▶ _Task goal_
Output every entry exactly as written, but omit the pictures.

* begin Data for the task *

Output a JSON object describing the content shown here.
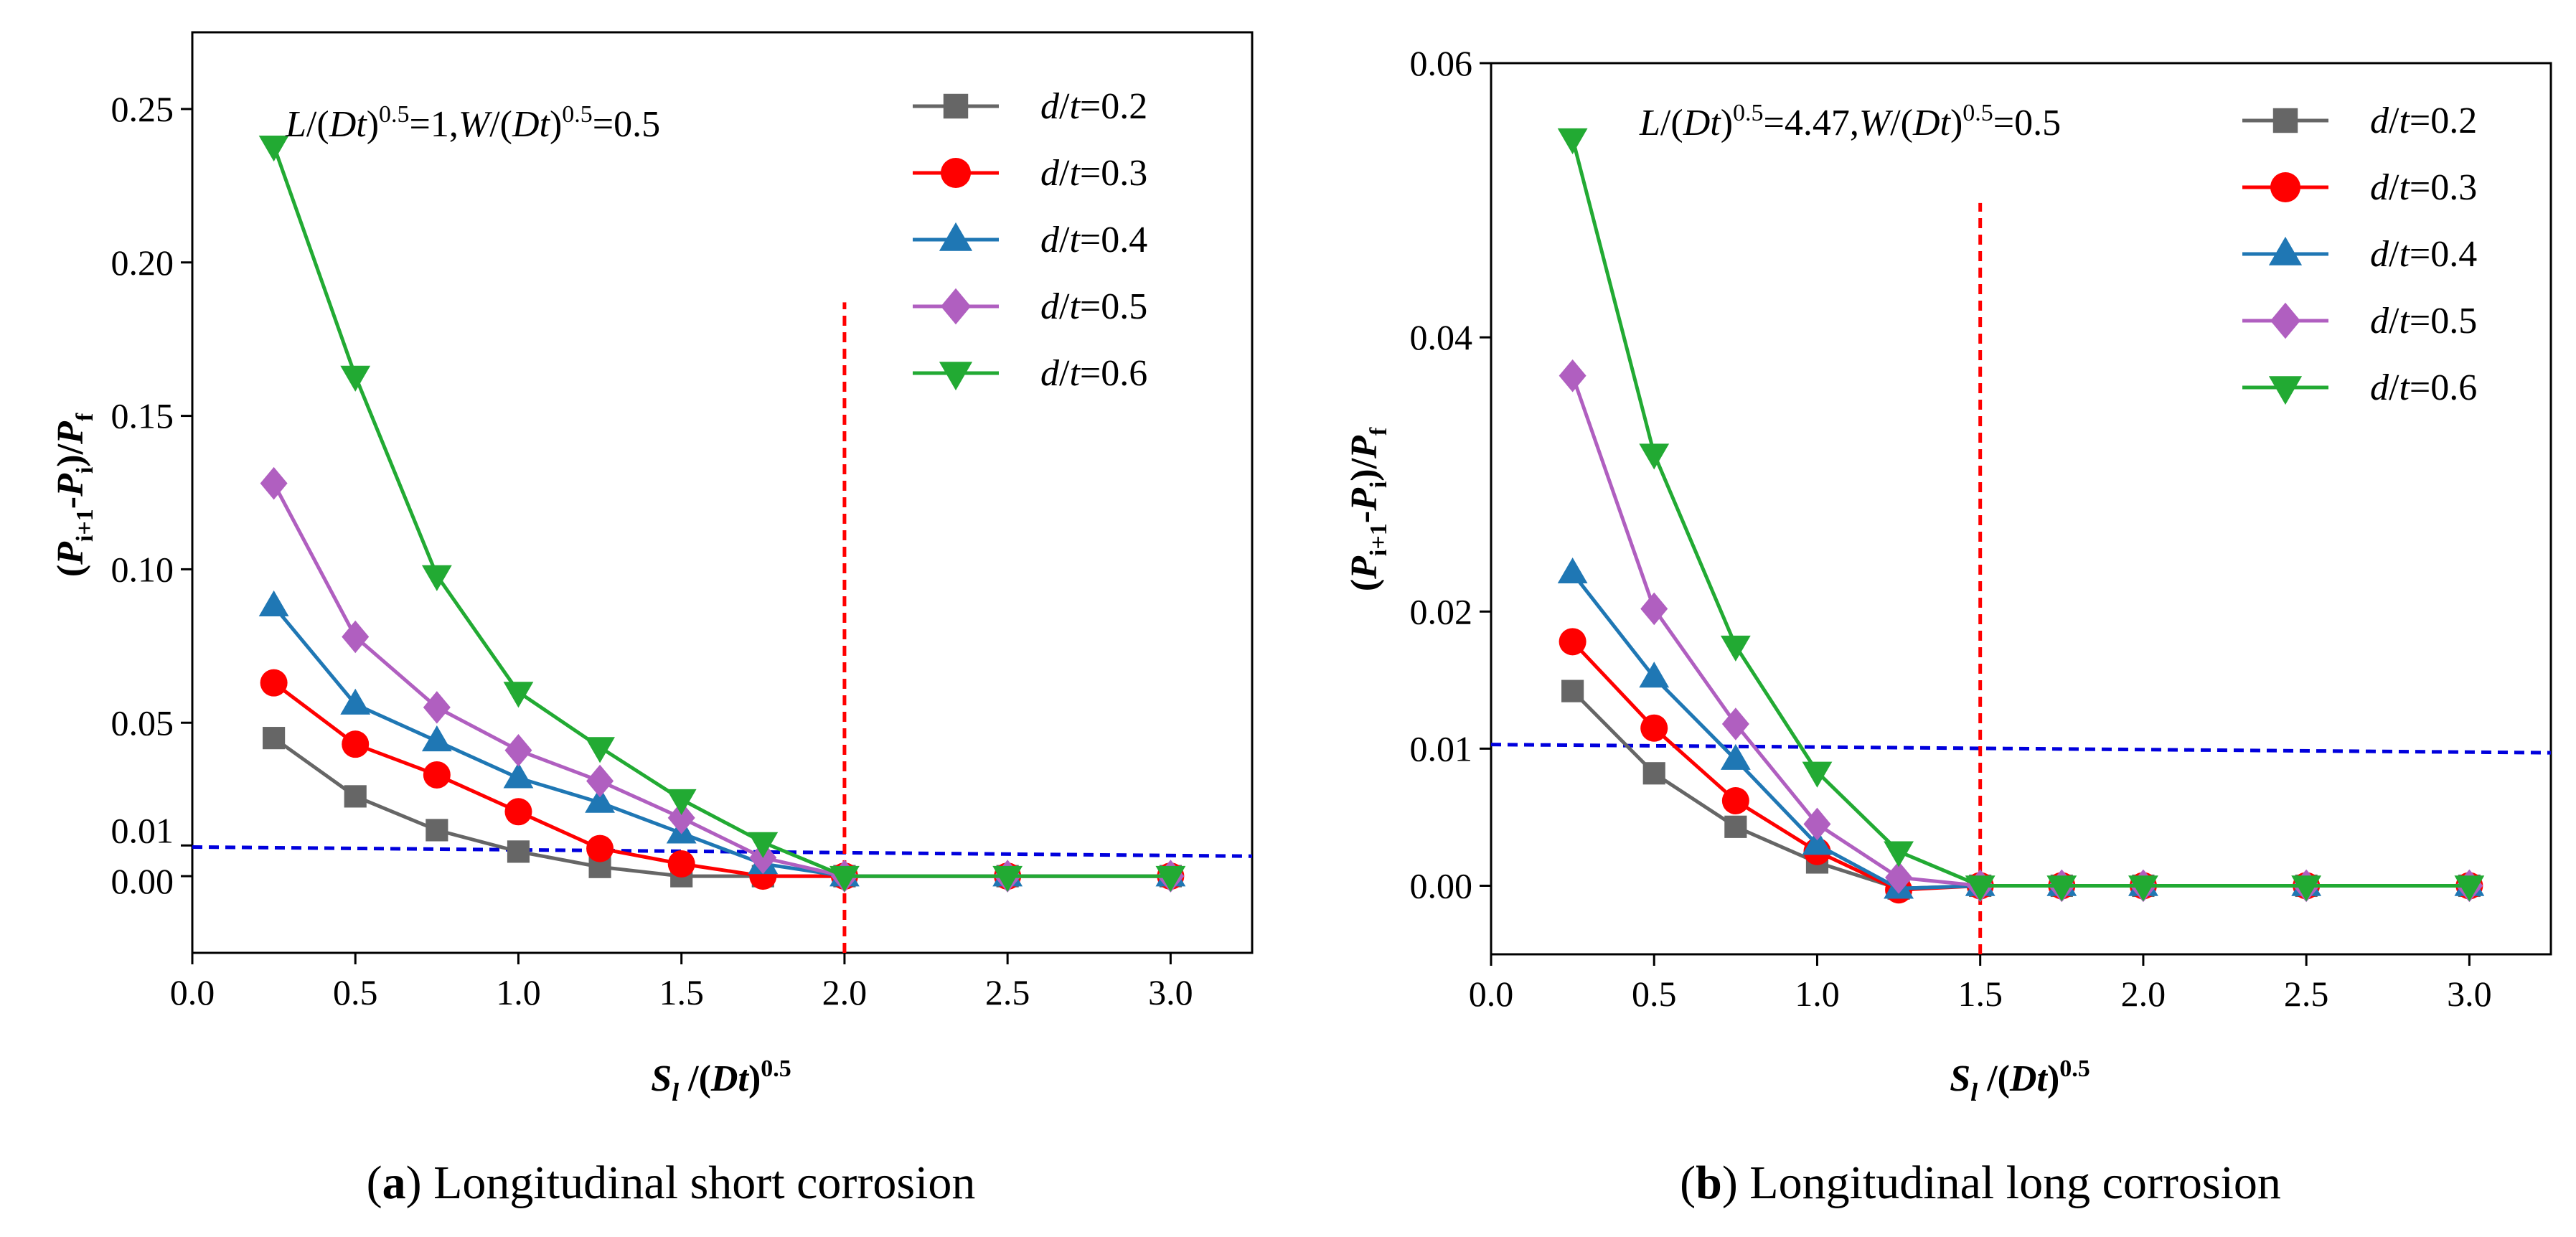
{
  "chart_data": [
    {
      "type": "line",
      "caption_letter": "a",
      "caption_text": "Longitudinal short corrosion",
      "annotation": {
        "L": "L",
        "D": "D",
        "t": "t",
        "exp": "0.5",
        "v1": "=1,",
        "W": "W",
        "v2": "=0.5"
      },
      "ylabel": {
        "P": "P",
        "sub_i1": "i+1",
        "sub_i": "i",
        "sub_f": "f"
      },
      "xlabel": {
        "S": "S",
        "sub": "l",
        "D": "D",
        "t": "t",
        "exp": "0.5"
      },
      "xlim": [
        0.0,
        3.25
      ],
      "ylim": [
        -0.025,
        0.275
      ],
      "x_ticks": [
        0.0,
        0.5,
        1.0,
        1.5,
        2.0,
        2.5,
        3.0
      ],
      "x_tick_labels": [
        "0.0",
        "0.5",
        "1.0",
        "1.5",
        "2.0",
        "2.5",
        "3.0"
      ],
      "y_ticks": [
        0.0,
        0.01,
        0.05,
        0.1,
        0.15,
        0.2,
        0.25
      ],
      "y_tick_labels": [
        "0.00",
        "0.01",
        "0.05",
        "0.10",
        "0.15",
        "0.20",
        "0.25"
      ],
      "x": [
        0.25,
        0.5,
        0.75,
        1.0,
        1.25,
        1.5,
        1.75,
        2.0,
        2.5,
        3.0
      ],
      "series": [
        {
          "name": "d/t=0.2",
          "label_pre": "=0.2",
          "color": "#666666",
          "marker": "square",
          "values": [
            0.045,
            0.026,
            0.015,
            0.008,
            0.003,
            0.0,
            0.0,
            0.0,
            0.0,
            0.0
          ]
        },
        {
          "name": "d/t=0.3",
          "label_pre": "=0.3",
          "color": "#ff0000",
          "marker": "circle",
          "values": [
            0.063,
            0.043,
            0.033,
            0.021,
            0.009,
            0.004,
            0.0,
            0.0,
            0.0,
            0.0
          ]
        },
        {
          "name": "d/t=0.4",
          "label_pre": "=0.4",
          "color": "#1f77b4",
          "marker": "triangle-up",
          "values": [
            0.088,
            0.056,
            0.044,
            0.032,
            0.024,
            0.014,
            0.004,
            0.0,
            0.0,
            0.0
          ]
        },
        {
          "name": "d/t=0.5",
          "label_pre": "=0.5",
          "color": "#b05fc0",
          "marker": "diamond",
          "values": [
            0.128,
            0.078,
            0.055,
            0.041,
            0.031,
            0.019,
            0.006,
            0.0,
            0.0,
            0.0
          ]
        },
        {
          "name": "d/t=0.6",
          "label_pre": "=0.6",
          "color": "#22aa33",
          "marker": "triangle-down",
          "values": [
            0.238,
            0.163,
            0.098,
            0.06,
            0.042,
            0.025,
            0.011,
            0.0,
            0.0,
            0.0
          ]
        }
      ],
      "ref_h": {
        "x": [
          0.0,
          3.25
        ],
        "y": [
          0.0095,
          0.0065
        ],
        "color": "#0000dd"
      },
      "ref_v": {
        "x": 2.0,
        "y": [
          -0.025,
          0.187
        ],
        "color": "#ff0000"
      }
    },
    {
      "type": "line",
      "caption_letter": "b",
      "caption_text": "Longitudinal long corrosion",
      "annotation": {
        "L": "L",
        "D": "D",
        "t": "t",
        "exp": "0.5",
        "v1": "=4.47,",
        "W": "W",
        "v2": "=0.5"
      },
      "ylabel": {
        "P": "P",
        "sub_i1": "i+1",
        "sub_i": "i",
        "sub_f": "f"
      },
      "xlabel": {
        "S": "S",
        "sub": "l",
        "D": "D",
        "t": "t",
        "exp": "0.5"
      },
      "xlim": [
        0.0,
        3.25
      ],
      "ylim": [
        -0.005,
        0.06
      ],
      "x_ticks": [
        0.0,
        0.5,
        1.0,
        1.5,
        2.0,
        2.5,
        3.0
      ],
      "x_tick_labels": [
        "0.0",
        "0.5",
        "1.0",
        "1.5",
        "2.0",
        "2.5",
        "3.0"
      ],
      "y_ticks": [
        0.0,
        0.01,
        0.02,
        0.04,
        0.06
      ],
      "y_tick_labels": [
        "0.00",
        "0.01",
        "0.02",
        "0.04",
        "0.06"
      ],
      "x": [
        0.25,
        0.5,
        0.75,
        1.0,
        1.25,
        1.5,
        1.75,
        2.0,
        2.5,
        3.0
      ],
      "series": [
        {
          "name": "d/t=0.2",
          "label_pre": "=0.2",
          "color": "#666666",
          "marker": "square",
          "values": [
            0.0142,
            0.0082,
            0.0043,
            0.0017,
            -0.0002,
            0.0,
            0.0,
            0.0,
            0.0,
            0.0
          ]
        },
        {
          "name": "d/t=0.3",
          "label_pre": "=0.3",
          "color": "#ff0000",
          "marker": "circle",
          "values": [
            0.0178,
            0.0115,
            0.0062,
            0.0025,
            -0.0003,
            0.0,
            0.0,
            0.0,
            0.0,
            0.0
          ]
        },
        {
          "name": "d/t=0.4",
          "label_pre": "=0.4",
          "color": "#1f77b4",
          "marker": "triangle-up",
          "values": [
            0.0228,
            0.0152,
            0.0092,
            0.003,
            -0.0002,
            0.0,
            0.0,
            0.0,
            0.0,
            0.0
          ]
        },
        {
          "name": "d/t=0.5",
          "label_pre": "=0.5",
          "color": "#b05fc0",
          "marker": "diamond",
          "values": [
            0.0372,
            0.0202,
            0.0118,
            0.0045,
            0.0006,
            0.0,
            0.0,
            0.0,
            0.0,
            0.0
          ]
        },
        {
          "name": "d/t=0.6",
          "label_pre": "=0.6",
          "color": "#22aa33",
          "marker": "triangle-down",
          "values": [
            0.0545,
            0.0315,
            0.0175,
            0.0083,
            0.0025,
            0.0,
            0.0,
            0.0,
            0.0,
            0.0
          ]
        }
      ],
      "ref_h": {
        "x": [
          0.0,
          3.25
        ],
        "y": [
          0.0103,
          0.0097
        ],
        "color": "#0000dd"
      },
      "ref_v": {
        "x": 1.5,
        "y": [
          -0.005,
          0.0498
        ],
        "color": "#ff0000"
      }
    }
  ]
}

* end Data for the task *

▶ _The result_
Output a JSON object describing the content shown here.
{
  "chart_data": [
    {
      "type": "line",
      "caption_letter": "a",
      "caption_text": "Longitudinal short corrosion",
      "annotation": {
        "L": "L",
        "D": "D",
        "t": "t",
        "exp": "0.5",
        "v1": "=1,",
        "W": "W",
        "v2": "=0.5"
      },
      "ylabel": {
        "P": "P",
        "sub_i1": "i+1",
        "sub_i": "i",
        "sub_f": "f"
      },
      "xlabel": {
        "S": "S",
        "sub": "l",
        "D": "D",
        "t": "t",
        "exp": "0.5"
      },
      "xlim": [
        0.0,
        3.25
      ],
      "ylim": [
        -0.025,
        0.275
      ],
      "x_ticks": [
        0.0,
        0.5,
        1.0,
        1.5,
        2.0,
        2.5,
        3.0
      ],
      "x_tick_labels": [
        "0.0",
        "0.5",
        "1.0",
        "1.5",
        "2.0",
        "2.5",
        "3.0"
      ],
      "y_ticks": [
        0.0,
        0.01,
        0.05,
        0.1,
        0.15,
        0.2,
        0.25
      ],
      "y_tick_labels": [
        "0.00",
        "0.01",
        "0.05",
        "0.10",
        "0.15",
        "0.20",
        "0.25"
      ],
      "x": [
        0.25,
        0.5,
        0.75,
        1.0,
        1.25,
        1.5,
        1.75,
        2.0,
        2.5,
        3.0
      ],
      "series": [
        {
          "name": "d/t=0.2",
          "label_pre": "=0.2",
          "color": "#666666",
          "marker": "square",
          "values": [
            0.045,
            0.026,
            0.015,
            0.008,
            0.003,
            0.0,
            0.0,
            0.0,
            0.0,
            0.0
          ]
        },
        {
          "name": "d/t=0.3",
          "label_pre": "=0.3",
          "color": "#ff0000",
          "marker": "circle",
          "values": [
            0.063,
            0.043,
            0.033,
            0.021,
            0.009,
            0.004,
            0.0,
            0.0,
            0.0,
            0.0
          ]
        },
        {
          "name": "d/t=0.4",
          "label_pre": "=0.4",
          "color": "#1f77b4",
          "marker": "triangle-up",
          "values": [
            0.088,
            0.056,
            0.044,
            0.032,
            0.024,
            0.014,
            0.004,
            0.0,
            0.0,
            0.0
          ]
        },
        {
          "name": "d/t=0.5",
          "label_pre": "=0.5",
          "color": "#b05fc0",
          "marker": "diamond",
          "values": [
            0.128,
            0.078,
            0.055,
            0.041,
            0.031,
            0.019,
            0.006,
            0.0,
            0.0,
            0.0
          ]
        },
        {
          "name": "d/t=0.6",
          "label_pre": "=0.6",
          "color": "#22aa33",
          "marker": "triangle-down",
          "values": [
            0.238,
            0.163,
            0.098,
            0.06,
            0.042,
            0.025,
            0.011,
            0.0,
            0.0,
            0.0
          ]
        }
      ],
      "ref_h": {
        "x": [
          0.0,
          3.25
        ],
        "y": [
          0.0095,
          0.0065
        ],
        "color": "#0000dd"
      },
      "ref_v": {
        "x": 2.0,
        "y": [
          -0.025,
          0.187
        ],
        "color": "#ff0000"
      }
    },
    {
      "type": "line",
      "caption_letter": "b",
      "caption_text": "Longitudinal long corrosion",
      "annotation": {
        "L": "L",
        "D": "D",
        "t": "t",
        "exp": "0.5",
        "v1": "=4.47,",
        "W": "W",
        "v2": "=0.5"
      },
      "ylabel": {
        "P": "P",
        "sub_i1": "i+1",
        "sub_i": "i",
        "sub_f": "f"
      },
      "xlabel": {
        "S": "S",
        "sub": "l",
        "D": "D",
        "t": "t",
        "exp": "0.5"
      },
      "xlim": [
        0.0,
        3.25
      ],
      "ylim": [
        -0.005,
        0.06
      ],
      "x_ticks": [
        0.0,
        0.5,
        1.0,
        1.5,
        2.0,
        2.5,
        3.0
      ],
      "x_tick_labels": [
        "0.0",
        "0.5",
        "1.0",
        "1.5",
        "2.0",
        "2.5",
        "3.0"
      ],
      "y_ticks": [
        0.0,
        0.01,
        0.02,
        0.04,
        0.06
      ],
      "y_tick_labels": [
        "0.00",
        "0.01",
        "0.02",
        "0.04",
        "0.06"
      ],
      "x": [
        0.25,
        0.5,
        0.75,
        1.0,
        1.25,
        1.5,
        1.75,
        2.0,
        2.5,
        3.0
      ],
      "series": [
        {
          "name": "d/t=0.2",
          "label_pre": "=0.2",
          "color": "#666666",
          "marker": "square",
          "values": [
            0.0142,
            0.0082,
            0.0043,
            0.0017,
            -0.0002,
            0.0,
            0.0,
            0.0,
            0.0,
            0.0
          ]
        },
        {
          "name": "d/t=0.3",
          "label_pre": "=0.3",
          "color": "#ff0000",
          "marker": "circle",
          "values": [
            0.0178,
            0.0115,
            0.0062,
            0.0025,
            -0.0003,
            0.0,
            0.0,
            0.0,
            0.0,
            0.0
          ]
        },
        {
          "name": "d/t=0.4",
          "label_pre": "=0.4",
          "color": "#1f77b4",
          "marker": "triangle-up",
          "values": [
            0.0228,
            0.0152,
            0.0092,
            0.003,
            -0.0002,
            0.0,
            0.0,
            0.0,
            0.0,
            0.0
          ]
        },
        {
          "name": "d/t=0.5",
          "label_pre": "=0.5",
          "color": "#b05fc0",
          "marker": "diamond",
          "values": [
            0.0372,
            0.0202,
            0.0118,
            0.0045,
            0.0006,
            0.0,
            0.0,
            0.0,
            0.0,
            0.0
          ]
        },
        {
          "name": "d/t=0.6",
          "label_pre": "=0.6",
          "color": "#22aa33",
          "marker": "triangle-down",
          "values": [
            0.0545,
            0.0315,
            0.0175,
            0.0083,
            0.0025,
            0.0,
            0.0,
            0.0,
            0.0,
            0.0
          ]
        }
      ],
      "ref_h": {
        "x": [
          0.0,
          3.25
        ],
        "y": [
          0.0103,
          0.0097
        ],
        "color": "#0000dd"
      },
      "ref_v": {
        "x": 1.5,
        "y": [
          -0.005,
          0.0498
        ],
        "color": "#ff0000"
      }
    }
  ]
}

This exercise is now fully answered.